**DATA FOR THIS EXERCISE**.
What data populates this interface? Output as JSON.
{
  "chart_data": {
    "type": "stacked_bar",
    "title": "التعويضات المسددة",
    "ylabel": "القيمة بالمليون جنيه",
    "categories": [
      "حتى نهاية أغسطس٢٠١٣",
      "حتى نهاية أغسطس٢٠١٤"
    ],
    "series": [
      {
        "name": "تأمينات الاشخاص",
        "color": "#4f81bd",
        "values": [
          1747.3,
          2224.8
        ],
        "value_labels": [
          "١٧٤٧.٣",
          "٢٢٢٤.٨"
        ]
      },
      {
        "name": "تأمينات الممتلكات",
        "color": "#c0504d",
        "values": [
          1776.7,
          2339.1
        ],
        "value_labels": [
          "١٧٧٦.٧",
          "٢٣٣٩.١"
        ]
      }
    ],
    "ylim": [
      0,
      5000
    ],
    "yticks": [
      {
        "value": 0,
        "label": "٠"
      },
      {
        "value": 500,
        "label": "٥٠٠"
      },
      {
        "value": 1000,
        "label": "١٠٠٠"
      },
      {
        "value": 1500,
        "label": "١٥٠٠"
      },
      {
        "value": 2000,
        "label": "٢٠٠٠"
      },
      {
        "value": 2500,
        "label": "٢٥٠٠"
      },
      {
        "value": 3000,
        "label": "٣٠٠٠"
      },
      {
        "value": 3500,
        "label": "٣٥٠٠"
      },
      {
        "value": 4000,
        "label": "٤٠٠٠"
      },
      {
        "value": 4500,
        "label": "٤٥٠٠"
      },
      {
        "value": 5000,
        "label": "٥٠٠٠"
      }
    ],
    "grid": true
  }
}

**INSTRUCTIONS FOR THE TASK**. Reproduce the material above exactly; please quote every line of it.

**TASK ANSWER**.
What data populates this interface? Output as JSON.
{
  "chart_data": {
    "type": "stacked_bar",
    "title": "التعويضات المسددة",
    "ylabel": "القيمة بالمليون جنيه",
    "categories": [
      "حتى نهاية أغسطس٢٠١٣",
      "حتى نهاية أغسطس٢٠١٤"
    ],
    "series": [
      {
        "name": "تأمينات الاشخاص",
        "color": "#4f81bd",
        "values": [
          1747.3,
          2224.8
        ],
        "value_labels": [
          "١٧٤٧.٣",
          "٢٢٢٤.٨"
        ]
      },
      {
        "name": "تأمينات الممتلكات",
        "color": "#c0504d",
        "values": [
          1776.7,
          2339.1
        ],
        "value_labels": [
          "١٧٧٦.٧",
          "٢٣٣٩.١"
        ]
      }
    ],
    "ylim": [
      0,
      5000
    ],
    "yticks": [
      {
        "value": 0,
        "label": "٠"
      },
      {
        "value": 500,
        "label": "٥٠٠"
      },
      {
        "value": 1000,
        "label": "١٠٠٠"
      },
      {
        "value": 1500,
        "label": "١٥٠٠"
      },
      {
        "value": 2000,
        "label": "٢٠٠٠"
      },
      {
        "value": 2500,
        "label": "٢٥٠٠"
      },
      {
        "value": 3000,
        "label": "٣٠٠٠"
      },
      {
        "value": 3500,
        "label": "٣٥٠٠"
      },
      {
        "value": 4000,
        "label": "٤٠٠٠"
      },
      {
        "value": 4500,
        "label": "٤٥٠٠"
      },
      {
        "value": 5000,
        "label": "٥٠٠٠"
      }
    ],
    "grid": true
  }
}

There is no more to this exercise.